#### Problem description:
Gather all lines from the material that contain the word "type".

(Source records)
+--

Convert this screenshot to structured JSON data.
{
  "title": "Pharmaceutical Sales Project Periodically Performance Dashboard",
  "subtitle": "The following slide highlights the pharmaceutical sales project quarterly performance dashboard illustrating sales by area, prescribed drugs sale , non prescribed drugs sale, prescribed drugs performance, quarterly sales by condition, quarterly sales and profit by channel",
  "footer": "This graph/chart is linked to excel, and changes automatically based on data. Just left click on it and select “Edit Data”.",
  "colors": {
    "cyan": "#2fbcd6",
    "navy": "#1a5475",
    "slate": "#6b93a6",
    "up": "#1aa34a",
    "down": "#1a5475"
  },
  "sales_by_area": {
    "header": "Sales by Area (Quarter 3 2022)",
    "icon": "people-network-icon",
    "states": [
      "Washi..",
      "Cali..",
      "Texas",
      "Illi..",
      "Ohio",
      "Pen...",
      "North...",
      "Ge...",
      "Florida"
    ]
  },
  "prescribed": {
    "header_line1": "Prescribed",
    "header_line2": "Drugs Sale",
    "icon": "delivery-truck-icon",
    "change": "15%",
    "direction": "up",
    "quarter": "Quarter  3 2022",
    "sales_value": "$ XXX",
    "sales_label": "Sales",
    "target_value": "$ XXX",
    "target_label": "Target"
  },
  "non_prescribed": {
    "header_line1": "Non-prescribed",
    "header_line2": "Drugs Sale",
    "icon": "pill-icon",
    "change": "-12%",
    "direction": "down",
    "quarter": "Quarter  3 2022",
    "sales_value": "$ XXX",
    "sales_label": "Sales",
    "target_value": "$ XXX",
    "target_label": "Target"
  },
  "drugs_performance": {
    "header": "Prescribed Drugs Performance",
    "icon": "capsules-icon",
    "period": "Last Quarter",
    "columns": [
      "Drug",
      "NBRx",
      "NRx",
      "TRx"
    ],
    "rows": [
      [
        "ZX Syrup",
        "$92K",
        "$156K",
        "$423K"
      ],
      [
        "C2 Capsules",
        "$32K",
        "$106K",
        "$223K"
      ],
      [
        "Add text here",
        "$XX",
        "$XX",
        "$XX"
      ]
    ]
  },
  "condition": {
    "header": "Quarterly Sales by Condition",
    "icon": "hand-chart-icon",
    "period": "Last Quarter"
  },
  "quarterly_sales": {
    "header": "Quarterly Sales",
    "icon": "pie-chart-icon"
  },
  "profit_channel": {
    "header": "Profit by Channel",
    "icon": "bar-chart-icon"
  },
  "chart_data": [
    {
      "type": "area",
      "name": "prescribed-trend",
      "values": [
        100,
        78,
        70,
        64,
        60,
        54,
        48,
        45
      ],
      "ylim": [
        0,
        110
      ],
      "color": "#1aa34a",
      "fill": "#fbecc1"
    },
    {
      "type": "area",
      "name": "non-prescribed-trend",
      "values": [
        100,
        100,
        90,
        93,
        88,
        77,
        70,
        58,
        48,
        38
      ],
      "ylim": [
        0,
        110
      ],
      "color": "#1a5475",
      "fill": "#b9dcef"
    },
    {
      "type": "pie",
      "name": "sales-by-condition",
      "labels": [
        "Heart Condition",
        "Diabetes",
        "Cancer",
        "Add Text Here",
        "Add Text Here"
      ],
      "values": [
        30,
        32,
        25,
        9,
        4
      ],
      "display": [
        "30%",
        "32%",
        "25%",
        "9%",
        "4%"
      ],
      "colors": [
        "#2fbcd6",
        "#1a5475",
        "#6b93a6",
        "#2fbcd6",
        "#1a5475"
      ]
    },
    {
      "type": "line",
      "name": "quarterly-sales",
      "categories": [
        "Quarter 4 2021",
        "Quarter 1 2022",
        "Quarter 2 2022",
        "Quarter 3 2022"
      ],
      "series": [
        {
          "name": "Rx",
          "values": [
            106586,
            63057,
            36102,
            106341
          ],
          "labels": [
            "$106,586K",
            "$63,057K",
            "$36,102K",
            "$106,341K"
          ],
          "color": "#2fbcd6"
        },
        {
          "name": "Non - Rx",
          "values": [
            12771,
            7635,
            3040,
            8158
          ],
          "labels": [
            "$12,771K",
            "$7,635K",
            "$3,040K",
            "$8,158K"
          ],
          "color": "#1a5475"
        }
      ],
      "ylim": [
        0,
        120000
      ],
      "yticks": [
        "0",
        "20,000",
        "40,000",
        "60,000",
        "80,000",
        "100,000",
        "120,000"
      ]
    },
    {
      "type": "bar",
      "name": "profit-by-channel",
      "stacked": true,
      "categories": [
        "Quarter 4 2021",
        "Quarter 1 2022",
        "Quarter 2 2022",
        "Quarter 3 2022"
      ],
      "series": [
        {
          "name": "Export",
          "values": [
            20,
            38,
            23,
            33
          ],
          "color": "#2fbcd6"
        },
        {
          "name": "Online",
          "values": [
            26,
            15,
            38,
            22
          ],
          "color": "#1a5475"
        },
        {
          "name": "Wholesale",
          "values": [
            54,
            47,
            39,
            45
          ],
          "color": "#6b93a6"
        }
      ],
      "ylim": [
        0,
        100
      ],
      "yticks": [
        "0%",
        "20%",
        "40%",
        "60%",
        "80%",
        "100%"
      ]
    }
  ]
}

+--

#### Completed exercise:
      "type": "area",
      "type": "area",
      "type": "pie",
      "type": "line",
      "type": "bar",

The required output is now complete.